## Given problem
Show all lines of the listing that hold the word "this".
'''
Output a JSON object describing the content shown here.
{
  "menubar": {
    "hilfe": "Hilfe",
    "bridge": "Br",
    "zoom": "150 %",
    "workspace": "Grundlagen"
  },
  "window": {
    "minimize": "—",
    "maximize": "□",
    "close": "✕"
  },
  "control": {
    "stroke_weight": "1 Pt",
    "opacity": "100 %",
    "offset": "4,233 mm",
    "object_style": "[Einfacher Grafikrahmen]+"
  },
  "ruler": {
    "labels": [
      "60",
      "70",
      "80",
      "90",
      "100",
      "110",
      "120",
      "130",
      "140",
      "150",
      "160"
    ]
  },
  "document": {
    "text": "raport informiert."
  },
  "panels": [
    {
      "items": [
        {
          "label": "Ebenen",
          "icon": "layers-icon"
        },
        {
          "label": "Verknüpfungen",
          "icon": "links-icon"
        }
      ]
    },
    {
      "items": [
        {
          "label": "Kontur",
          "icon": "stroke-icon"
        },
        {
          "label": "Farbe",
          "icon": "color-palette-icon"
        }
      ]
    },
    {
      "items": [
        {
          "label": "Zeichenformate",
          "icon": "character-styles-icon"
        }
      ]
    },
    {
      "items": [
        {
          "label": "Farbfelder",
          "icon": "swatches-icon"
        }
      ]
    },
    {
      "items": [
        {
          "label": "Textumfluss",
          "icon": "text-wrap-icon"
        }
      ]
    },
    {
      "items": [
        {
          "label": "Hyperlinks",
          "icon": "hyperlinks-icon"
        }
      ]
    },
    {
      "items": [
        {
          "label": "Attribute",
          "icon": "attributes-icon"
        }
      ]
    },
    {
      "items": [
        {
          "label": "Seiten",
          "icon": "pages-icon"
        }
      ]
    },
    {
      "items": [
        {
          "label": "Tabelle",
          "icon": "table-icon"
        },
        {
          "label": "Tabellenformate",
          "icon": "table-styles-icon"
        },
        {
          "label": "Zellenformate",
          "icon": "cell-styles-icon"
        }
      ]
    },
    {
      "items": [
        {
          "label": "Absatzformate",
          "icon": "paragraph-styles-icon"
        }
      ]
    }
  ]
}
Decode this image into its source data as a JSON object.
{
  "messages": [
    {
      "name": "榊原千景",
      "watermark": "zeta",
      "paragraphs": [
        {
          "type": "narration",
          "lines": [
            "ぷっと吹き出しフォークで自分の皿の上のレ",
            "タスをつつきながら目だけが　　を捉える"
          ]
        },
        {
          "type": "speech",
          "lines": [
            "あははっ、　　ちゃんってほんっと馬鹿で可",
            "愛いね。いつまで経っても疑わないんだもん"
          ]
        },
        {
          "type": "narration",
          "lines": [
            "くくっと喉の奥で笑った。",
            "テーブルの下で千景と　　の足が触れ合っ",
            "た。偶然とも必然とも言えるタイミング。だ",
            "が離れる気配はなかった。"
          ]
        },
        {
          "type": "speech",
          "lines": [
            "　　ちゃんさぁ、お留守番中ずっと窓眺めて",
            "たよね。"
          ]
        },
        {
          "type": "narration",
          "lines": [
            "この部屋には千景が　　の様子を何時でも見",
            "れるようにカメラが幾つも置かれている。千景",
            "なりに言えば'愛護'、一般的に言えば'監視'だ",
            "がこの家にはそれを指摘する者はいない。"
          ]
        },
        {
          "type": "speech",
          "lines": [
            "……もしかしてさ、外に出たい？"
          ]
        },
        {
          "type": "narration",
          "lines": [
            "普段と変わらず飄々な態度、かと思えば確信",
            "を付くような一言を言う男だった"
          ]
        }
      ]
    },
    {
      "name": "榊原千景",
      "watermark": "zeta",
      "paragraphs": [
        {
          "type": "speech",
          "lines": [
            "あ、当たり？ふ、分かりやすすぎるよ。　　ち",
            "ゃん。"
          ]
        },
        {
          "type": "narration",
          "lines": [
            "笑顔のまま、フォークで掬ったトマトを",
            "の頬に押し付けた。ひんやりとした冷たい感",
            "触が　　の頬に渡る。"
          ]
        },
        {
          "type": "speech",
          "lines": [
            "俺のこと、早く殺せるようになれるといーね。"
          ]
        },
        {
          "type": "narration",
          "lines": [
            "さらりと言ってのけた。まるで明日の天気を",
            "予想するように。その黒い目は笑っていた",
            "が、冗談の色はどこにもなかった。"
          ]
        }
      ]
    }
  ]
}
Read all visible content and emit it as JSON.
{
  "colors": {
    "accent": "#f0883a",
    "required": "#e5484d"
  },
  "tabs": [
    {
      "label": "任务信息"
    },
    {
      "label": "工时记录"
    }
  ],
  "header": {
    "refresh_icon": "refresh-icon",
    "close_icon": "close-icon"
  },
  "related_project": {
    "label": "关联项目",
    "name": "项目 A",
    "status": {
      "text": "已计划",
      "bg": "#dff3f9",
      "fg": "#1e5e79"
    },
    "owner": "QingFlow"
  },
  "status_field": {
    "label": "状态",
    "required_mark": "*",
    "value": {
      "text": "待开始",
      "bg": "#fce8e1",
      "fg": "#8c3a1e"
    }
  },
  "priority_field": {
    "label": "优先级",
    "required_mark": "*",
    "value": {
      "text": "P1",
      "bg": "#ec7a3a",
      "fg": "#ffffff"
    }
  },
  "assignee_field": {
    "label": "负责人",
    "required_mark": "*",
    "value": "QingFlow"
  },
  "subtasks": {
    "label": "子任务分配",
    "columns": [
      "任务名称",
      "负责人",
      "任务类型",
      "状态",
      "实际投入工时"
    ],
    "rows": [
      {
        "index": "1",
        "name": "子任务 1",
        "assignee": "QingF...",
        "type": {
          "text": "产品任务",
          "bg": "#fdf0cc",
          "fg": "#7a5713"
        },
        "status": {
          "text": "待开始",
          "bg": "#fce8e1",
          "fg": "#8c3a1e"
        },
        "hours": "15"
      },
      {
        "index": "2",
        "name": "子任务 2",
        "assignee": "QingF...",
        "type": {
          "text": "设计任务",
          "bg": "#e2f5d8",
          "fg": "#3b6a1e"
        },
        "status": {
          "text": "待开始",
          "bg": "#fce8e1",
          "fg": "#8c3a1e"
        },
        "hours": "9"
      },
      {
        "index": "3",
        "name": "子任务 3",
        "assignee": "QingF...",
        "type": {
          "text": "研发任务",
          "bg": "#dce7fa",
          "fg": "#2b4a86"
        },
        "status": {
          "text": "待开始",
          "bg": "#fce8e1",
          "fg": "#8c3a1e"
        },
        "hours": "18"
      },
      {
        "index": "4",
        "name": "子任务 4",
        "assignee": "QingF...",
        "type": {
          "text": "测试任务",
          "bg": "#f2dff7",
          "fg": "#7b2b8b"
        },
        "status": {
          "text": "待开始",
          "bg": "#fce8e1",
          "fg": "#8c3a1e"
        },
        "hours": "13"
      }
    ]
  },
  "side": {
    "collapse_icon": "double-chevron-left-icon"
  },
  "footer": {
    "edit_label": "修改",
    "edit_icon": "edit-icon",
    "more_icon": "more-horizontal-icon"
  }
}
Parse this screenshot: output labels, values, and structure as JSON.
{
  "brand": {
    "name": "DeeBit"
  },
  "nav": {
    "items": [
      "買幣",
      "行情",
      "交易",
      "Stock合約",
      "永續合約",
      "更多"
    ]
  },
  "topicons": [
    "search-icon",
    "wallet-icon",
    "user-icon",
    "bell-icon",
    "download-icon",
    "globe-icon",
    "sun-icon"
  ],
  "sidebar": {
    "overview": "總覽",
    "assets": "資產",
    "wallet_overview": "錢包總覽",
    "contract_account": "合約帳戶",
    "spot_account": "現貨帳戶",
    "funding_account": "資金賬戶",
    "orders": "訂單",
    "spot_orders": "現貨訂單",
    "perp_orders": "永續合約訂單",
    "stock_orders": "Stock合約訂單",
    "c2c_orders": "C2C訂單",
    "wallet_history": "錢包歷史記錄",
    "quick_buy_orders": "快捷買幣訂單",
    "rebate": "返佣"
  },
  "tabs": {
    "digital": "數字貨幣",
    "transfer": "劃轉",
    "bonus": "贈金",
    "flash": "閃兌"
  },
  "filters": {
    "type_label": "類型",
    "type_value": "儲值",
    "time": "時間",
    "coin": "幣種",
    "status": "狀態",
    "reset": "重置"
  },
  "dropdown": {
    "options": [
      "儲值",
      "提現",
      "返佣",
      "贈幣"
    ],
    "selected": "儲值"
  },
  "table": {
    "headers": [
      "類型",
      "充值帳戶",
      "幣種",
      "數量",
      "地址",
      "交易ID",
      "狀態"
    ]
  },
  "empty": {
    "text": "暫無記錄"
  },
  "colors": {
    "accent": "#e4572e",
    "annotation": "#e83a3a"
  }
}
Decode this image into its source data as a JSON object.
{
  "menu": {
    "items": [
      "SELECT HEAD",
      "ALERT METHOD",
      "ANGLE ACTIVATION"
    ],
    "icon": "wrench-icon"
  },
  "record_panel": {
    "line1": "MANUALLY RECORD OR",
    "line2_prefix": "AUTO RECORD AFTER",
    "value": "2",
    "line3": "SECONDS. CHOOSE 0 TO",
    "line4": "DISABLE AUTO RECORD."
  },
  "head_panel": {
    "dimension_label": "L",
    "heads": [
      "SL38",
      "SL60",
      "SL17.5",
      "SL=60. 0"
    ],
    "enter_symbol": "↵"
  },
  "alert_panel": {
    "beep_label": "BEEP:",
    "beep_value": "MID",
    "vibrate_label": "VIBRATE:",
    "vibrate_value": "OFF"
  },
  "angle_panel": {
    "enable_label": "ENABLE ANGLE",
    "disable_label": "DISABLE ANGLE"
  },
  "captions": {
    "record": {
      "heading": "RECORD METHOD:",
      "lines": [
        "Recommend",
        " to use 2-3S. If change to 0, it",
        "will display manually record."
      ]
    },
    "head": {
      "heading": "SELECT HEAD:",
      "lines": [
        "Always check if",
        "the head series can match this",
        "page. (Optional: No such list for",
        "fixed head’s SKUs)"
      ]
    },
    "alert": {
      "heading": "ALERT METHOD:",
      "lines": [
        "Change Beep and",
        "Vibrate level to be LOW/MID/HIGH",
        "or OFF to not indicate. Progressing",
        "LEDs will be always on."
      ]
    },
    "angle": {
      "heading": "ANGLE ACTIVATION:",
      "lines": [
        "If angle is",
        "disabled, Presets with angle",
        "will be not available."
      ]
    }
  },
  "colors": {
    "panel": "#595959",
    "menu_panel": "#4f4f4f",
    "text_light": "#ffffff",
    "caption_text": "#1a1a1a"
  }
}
'''
## Problem solution
Decode this image into its source data as a JSON object.
Parse this screenshot: output labels, values, and structure as JSON.
Decode this image into its source data as a JSON object.
        "the head series can match this",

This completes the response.